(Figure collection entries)
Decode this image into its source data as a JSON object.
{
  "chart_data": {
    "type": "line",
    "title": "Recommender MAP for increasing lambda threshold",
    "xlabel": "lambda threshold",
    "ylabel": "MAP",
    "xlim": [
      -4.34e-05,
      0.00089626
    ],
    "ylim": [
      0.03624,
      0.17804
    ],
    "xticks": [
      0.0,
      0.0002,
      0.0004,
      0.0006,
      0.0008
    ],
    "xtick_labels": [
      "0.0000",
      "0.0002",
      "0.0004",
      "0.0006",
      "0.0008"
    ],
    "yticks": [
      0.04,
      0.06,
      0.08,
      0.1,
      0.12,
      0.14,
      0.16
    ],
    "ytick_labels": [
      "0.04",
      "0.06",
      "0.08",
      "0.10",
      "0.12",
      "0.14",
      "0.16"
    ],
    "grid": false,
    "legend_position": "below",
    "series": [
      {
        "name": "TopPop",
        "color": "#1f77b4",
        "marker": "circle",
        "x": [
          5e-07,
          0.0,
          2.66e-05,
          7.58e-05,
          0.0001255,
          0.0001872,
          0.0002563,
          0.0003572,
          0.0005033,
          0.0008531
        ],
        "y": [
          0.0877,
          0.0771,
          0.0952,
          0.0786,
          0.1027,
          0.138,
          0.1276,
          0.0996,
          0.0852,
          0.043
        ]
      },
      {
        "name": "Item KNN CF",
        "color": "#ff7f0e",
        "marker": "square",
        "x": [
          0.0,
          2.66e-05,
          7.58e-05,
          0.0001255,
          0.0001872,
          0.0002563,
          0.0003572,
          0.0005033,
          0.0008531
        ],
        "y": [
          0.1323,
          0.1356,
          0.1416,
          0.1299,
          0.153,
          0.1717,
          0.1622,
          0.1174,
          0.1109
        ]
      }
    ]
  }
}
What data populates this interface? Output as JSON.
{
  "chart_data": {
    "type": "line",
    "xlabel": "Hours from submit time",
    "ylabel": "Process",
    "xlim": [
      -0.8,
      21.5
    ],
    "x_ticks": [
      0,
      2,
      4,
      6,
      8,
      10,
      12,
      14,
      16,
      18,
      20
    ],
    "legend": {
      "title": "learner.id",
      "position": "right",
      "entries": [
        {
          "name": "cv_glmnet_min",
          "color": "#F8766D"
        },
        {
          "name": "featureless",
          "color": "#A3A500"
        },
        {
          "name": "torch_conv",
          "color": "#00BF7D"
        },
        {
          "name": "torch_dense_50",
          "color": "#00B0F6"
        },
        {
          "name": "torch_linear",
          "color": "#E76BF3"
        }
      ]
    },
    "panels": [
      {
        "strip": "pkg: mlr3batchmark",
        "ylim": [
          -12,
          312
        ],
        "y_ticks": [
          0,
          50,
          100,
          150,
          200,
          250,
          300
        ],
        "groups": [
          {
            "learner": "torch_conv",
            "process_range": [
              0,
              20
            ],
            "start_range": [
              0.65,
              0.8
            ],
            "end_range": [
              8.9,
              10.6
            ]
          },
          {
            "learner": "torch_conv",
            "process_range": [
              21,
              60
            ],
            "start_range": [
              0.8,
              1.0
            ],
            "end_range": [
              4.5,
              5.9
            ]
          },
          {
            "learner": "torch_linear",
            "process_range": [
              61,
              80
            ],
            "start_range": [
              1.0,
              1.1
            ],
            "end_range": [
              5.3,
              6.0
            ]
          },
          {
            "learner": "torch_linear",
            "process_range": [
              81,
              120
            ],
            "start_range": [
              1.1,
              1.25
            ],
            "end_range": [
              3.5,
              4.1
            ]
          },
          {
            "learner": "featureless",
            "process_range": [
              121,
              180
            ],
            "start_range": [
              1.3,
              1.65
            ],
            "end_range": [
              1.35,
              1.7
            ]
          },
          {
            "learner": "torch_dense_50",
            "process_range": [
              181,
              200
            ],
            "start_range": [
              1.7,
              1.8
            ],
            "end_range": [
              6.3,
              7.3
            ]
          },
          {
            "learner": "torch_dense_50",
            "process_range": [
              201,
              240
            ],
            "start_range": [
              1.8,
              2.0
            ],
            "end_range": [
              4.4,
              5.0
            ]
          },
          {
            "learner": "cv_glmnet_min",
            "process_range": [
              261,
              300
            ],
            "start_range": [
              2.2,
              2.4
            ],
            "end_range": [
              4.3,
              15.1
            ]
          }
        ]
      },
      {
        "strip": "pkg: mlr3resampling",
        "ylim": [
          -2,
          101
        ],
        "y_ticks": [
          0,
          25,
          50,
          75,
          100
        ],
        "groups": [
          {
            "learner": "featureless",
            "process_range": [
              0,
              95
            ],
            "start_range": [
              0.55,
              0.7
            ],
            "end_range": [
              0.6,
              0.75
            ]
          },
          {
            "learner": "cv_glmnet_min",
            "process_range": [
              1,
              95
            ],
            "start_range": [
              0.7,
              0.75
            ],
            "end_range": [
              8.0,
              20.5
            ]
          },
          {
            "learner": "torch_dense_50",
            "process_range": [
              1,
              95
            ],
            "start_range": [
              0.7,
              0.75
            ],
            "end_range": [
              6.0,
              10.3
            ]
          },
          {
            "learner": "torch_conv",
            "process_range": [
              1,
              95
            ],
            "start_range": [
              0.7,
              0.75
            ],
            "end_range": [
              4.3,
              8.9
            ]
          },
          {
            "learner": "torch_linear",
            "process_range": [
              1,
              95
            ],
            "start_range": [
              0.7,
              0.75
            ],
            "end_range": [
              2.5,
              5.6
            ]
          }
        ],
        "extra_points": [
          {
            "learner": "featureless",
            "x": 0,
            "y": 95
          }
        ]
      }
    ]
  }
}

**Problem requirements**.
Set every line of the listing down word for word.

**Full solution**.
Decode this image into its source data as a JSON object.
{
  "chart_data": {
    "type": "line",
    "title": "Recommender MAP for increasing lambda threshold",
    "xlabel": "lambda threshold",
    "ylabel": "MAP",
    "xlim": [
      -4.34e-05,
      0.00089626
    ],
    "ylim": [
      0.03624,
      0.17804
    ],
    "xticks": [
      0.0,
      0.0002,
      0.0004,
      0.0006,
      0.0008
    ],
    "xtick_labels": [
      "0.0000",
      "0.0002",
      "0.0004",
      "0.0006",
      "0.0008"
    ],
    "yticks": [
      0.04,
      0.06,
      0.08,
      0.1,
      0.12,
      0.14,
      0.16
    ],
    "ytick_labels": [
      "0.04",
      "0.06",
      "0.08",
      "0.10",
      "0.12",
      "0.14",
      "0.16"
    ],
    "grid": false,
    "legend_position": "below",
    "series": [
      {
        "name": "TopPop",
        "color": "#1f77b4",
        "marker": "circle",
        "x": [
          5e-07,
          0.0,
          2.66e-05,
          7.58e-05,
          0.0001255,
          0.0001872,
          0.0002563,
          0.0003572,
          0.0005033,
          0.0008531
        ],
        "y": [
          0.0877,
          0.0771,
          0.0952,
          0.0786,
          0.1027,
          0.138,
          0.1276,
          0.0996,
          0.0852,
          0.043
        ]
      },
      {
        "name": "Item KNN CF",
        "color": "#ff7f0e",
        "marker": "square",
        "x": [
          0.0,
          2.66e-05,
          7.58e-05,
          0.0001255,
          0.0001872,
          0.0002563,
          0.0003572,
          0.0005033,
          0.0008531
        ],
        "y": [
          0.1323,
          0.1356,
          0.1416,
          0.1299,
          0.153,
          0.1717,
          0.1622,
          0.1174,
          0.1109
        ]
      }
    ]
  }
}
What data populates this interface? Output as JSON.
{
  "chart_data": {
    "type": "line",
    "xlabel": "Hours from submit time",
    "ylabel": "Process",
    "xlim": [
      -0.8,
      21.5
    ],
    "x_ticks": [
      0,
      2,
      4,
      6,
      8,
      10,
      12,
      14,
      16,
      18,
      20
    ],
    "legend": {
      "title": "learner.id",
      "position": "right",
      "entries": [
        {
          "name": "cv_glmnet_min",
          "color": "#F8766D"
        },
        {
          "name": "featureless",
          "color": "#A3A500"
        },
        {
          "name": "torch_conv",
          "color": "#00BF7D"
        },
        {
          "name": "torch_dense_50",
          "color": "#00B0F6"
        },
        {
          "name": "torch_linear",
          "color": "#E76BF3"
        }
      ]
    },
    "panels": [
      {
        "strip": "pkg: mlr3batchmark",
        "ylim": [
          -12,
          312
        ],
        "y_ticks": [
          0,
          50,
          100,
          150,
          200,
          250,
          300
        ],
        "groups": [
          {
            "learner": "torch_conv",
            "process_range": [
              0,
              20
            ],
            "start_range": [
              0.65,
              0.8
            ],
            "end_range": [
              8.9,
              10.6
            ]
          },
          {
            "learner": "torch_conv",
            "process_range": [
              21,
              60
            ],
            "start_range": [
              0.8,
              1.0
            ],
            "end_range": [
              4.5,
              5.9
            ]
          },
          {
            "learner": "torch_linear",
            "process_range": [
              61,
              80
            ],
            "start_range": [
              1.0,
              1.1
            ],
            "end_range": [
              5.3,
              6.0
            ]
          },
          {
            "learner": "torch_linear",
            "process_range": [
              81,
              120
            ],
            "start_range": [
              1.1,
              1.25
            ],
            "end_range": [
              3.5,
              4.1
            ]
          },
          {
            "learner": "featureless",
            "process_range": [
              121,
              180
            ],
            "start_range": [
              1.3,
              1.65
            ],
            "end_range": [
              1.35,
              1.7
            ]
          },
          {
            "learner": "torch_dense_50",
            "process_range": [
              181,
              200
            ],
            "start_range": [
              1.7,
              1.8
            ],
            "end_range": [
              6.3,
              7.3
            ]
          },
          {
            "learner": "torch_dense_50",
            "process_range": [
              201,
              240
            ],
            "start_range": [
              1.8,
              2.0
            ],
            "end_range": [
              4.4,
              5.0
            ]
          },
          {
            "learner": "cv_glmnet_min",
            "process_range": [
              261,
              300
            ],
            "start_range": [
              2.2,
              2.4
            ],
            "end_range": [
              4.3,
              15.1
            ]
          }
        ]
      },
      {
        "strip": "pkg: mlr3resampling",
        "ylim": [
          -2,
          101
        ],
        "y_ticks": [
          0,
          25,
          50,
          75,
          100
        ],
        "groups": [
          {
            "learner": "featureless",
            "process_range": [
              0,
              95
            ],
            "start_range": [
              0.55,
              0.7
            ],
            "end_range": [
              0.6,
              0.75
            ]
          },
          {
            "learner": "cv_glmnet_min",
            "process_range": [
              1,
              95
            ],
            "start_range": [
              0.7,
              0.75
            ],
            "end_range": [
              8.0,
              20.5
            ]
          },
          {
            "learner": "torch_dense_50",
            "process_range": [
              1,
              95
            ],
            "start_range": [
              0.7,
              0.75
            ],
            "end_range": [
              6.0,
              10.3
            ]
          },
          {
            "learner": "torch_conv",
            "process_range": [
              1,
              95
            ],
            "start_range": [
              0.7,
              0.75
            ],
            "end_range": [
              4.3,
              8.9
            ]
          },
          {
            "learner": "torch_linear",
            "process_range": [
              1,
              95
            ],
            "start_range": [
              0.7,
              0.75
            ],
            "end_range": [
              2.5,
              5.6
            ]
          }
        ],
        "extra_points": [
          {
            "learner": "featureless",
            "x": 0,
            "y": 95
          }
        ]
      }
    ]
  }
}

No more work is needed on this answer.